The request —
Print every entry, word for word, and skip the images.

Figure collection entries:
— Start —

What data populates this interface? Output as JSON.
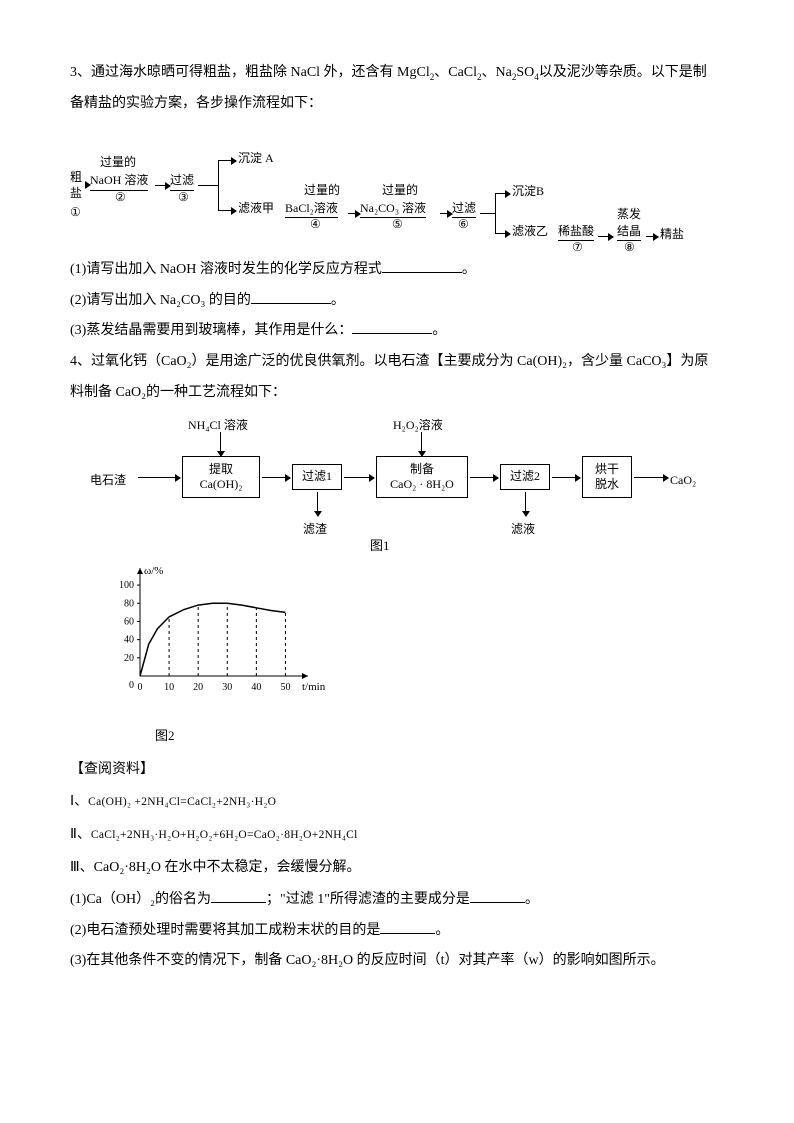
{
  "q3": {
    "intro_a": "3、通过海水晾晒可得粗盐，粗盐除 NaCl 外，还含有 MgCl",
    "intro_b": "、CaCl",
    "intro_c": "、Na",
    "intro_d": "SO",
    "intro_e": "以及泥沙等杂质。以下是制",
    "intro2": "备精盐的实验方案，各步操作流程如下：",
    "flow": {
      "cu_yan": "粗\n盐",
      "num1": "①",
      "guoliang": "过量的",
      "naoh": "NaOH 溶液",
      "num2": "②",
      "guolv": "过滤",
      "num3": "③",
      "chendian_a": "沉淀 A",
      "luye_jia": "滤液甲",
      "bacl2": "BaCl₂溶液",
      "num4": "④",
      "na2co3": "Na₂CO₃ 溶液",
      "num5": "⑤",
      "num6": "⑥",
      "chendian_b": "沉淀B",
      "luye_yi": "滤液乙",
      "xiyan": "稀盐酸",
      "num7": "⑦",
      "zhengfa": "蒸发",
      "jiejing": "结晶",
      "num8": "⑧",
      "jingyan": "精盐"
    },
    "q1": "(1)请写出加入 NaOH 溶液时发生的化学反应方程式",
    "q1_end": "。",
    "q2": "(2)请写出加入 Na₂CO₃ 的目的",
    "q2_end": "。",
    "q3": "(3)蒸发结晶需要用到玻璃棒，其作用是什么：",
    "q3_end": "。"
  },
  "q4": {
    "intro_a": "4、过氧化钙（CaO₂）是用途广泛的优良供氧剂。以电石渣【主要成分为 Ca(OH)₂，含少量 CaCO₃】为原",
    "intro_b": "料制备 CaO₂的一种工艺流程如下：",
    "flow": {
      "nh4cl": "NH₄Cl 溶液",
      "dianshi": "电石渣",
      "tiqu": "提取",
      "caoh2": "Ca(OH)₂",
      "guolv1": "过滤1",
      "luzha": "滤渣",
      "h2o2": "H₂O₂溶液",
      "zhibei": "制备",
      "cao28h2o": "CaO₂ · 8H₂O",
      "guolv2": "过滤2",
      "luye": "滤液",
      "honggan": "烘干",
      "tuoshui": "脱水",
      "cao2": "CaO₂"
    },
    "caption1": "图1",
    "caption2": "图2",
    "chayue": "【查阅资料】",
    "eq1_label": "Ⅰ、",
    "eq1": "Ca(OH)₂ +2NH₄Cl=CaCl₂+2NH₃·H₂O",
    "eq2_label": "Ⅱ、",
    "eq2": "CaCl₂+2NH₃·H₂O+H₂O₂+6H₂O=CaO₂·8H₂O+2NH₄Cl",
    "eq3": "Ⅲ、CaO₂·8H₂O 在水中不太稳定，会缓慢分解。",
    "sub1_a": "(1)Ca（OH）₂的俗名为",
    "sub1_b": "；\"过滤 1\"所得滤渣的主要成分是",
    "sub1_end": "。",
    "sub2": "(2)电石渣预处理时需要将其加工成粉末状的目的是",
    "sub2_end": "。",
    "sub3": "(3)在其他条件不变的情况下，制备 CaO₂·8H₂O 的反应时间（t）对其产率（w）的影响如图所示。"
  },
  "chart": {
    "ylabel": "ω/%",
    "xlabel": "t/min",
    "y_ticks": [
      0,
      20,
      40,
      60,
      80,
      100
    ],
    "x_ticks": [
      0,
      10,
      20,
      30,
      40,
      50
    ],
    "xlim": [
      0,
      55
    ],
    "ylim": [
      0,
      110
    ],
    "curve_x": [
      0,
      3,
      6,
      10,
      15,
      20,
      25,
      30,
      35,
      40,
      45,
      50
    ],
    "curve_y": [
      0,
      35,
      52,
      65,
      73,
      78,
      80,
      80,
      78,
      75,
      72,
      70
    ],
    "axis_color": "#000000",
    "curve_color": "#000000",
    "dash_color": "#000000"
  }
}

— End —

Problem solution —
What data populates this interface? Output as JSON.
{
  "q3": {
    "intro_a": "3、通过海水晾晒可得粗盐，粗盐除 NaCl 外，还含有 MgCl",
    "intro_b": "、CaCl",
    "intro_c": "、Na",
    "intro_d": "SO",
    "intro_e": "以及泥沙等杂质。以下是制",
    "intro2": "备精盐的实验方案，各步操作流程如下：",
    "flow": {
      "cu_yan": "粗\n盐",
      "num1": "①",
      "guoliang": "过量的",
      "naoh": "NaOH 溶液",
      "num2": "②",
      "guolv": "过滤",
      "num3": "③",
      "chendian_a": "沉淀 A",
      "luye_jia": "滤液甲",
      "bacl2": "BaCl₂溶液",
      "num4": "④",
      "na2co3": "Na₂CO₃ 溶液",
      "num5": "⑤",
      "num6": "⑥",
      "chendian_b": "沉淀B",
      "luye_yi": "滤液乙",
      "xiyan": "稀盐酸",
      "num7": "⑦",
      "zhengfa": "蒸发",
      "jiejing": "结晶",
      "num8": "⑧",
      "jingyan": "精盐"
    },
    "q1": "(1)请写出加入 NaOH 溶液时发生的化学反应方程式",
    "q1_end": "。",
    "q2": "(2)请写出加入 Na₂CO₃ 的目的",
    "q2_end": "。",
    "q3": "(3)蒸发结晶需要用到玻璃棒，其作用是什么：",
    "q3_end": "。"
  },
  "q4": {
    "intro_a": "4、过氧化钙（CaO₂）是用途广泛的优良供氧剂。以电石渣【主要成分为 Ca(OH)₂，含少量 CaCO₃】为原",
    "intro_b": "料制备 CaO₂的一种工艺流程如下：",
    "flow": {
      "nh4cl": "NH₄Cl 溶液",
      "dianshi": "电石渣",
      "tiqu": "提取",
      "caoh2": "Ca(OH)₂",
      "guolv1": "过滤1",
      "luzha": "滤渣",
      "h2o2": "H₂O₂溶液",
      "zhibei": "制备",
      "cao28h2o": "CaO₂ · 8H₂O",
      "guolv2": "过滤2",
      "luye": "滤液",
      "honggan": "烘干",
      "tuoshui": "脱水",
      "cao2": "CaO₂"
    },
    "caption1": "图1",
    "caption2": "图2",
    "chayue": "【查阅资料】",
    "eq1_label": "Ⅰ、",
    "eq1": "Ca(OH)₂ +2NH₄Cl=CaCl₂+2NH₃·H₂O",
    "eq2_label": "Ⅱ、",
    "eq2": "CaCl₂+2NH₃·H₂O+H₂O₂+6H₂O=CaO₂·8H₂O+2NH₄Cl",
    "eq3": "Ⅲ、CaO₂·8H₂O 在水中不太稳定，会缓慢分解。",
    "sub1_a": "(1)Ca（OH）₂的俗名为",
    "sub1_b": "；\"过滤 1\"所得滤渣的主要成分是",
    "sub1_end": "。",
    "sub2": "(2)电石渣预处理时需要将其加工成粉末状的目的是",
    "sub2_end": "。",
    "sub3": "(3)在其他条件不变的情况下，制备 CaO₂·8H₂O 的反应时间（t）对其产率（w）的影响如图所示。"
  },
  "chart": {
    "ylabel": "ω/%",
    "xlabel": "t/min",
    "y_ticks": [
      0,
      20,
      40,
      60,
      80,
      100
    ],
    "x_ticks": [
      0,
      10,
      20,
      30,
      40,
      50
    ],
    "xlim": [
      0,
      55
    ],
    "ylim": [
      0,
      110
    ],
    "curve_x": [
      0,
      3,
      6,
      10,
      15,
      20,
      25,
      30,
      35,
      40,
      45,
      50
    ],
    "curve_y": [
      0,
      35,
      52,
      65,
      73,
      78,
      80,
      80,
      78,
      75,
      72,
      70
    ],
    "axis_color": "#000000",
    "curve_color": "#000000",
    "dash_color": "#000000"
  }
}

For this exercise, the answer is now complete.